— Record set —
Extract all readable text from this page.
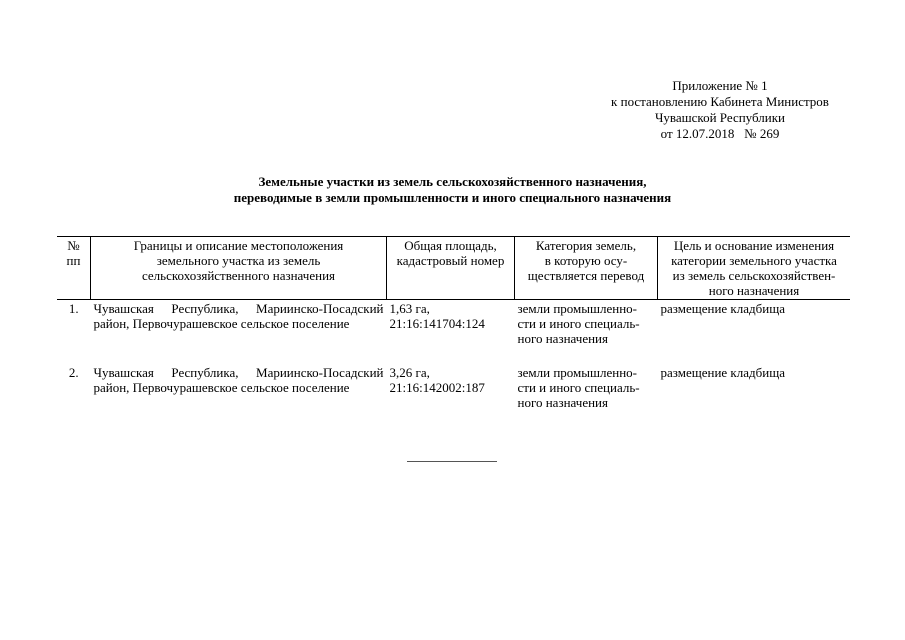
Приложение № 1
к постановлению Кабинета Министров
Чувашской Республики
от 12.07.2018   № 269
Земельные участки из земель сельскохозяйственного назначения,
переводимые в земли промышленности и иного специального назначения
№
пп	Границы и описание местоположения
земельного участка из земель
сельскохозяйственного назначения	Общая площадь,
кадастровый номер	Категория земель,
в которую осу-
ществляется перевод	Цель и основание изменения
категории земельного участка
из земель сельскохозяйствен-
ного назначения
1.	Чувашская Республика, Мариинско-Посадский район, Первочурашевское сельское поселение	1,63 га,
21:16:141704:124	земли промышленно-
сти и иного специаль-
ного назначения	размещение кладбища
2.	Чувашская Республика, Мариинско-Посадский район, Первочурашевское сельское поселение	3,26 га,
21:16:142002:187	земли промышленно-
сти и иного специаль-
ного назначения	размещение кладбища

— Aim —
Count how many lines above include the word "назначения" and answer with that figure only.

— Solution to the problem —
6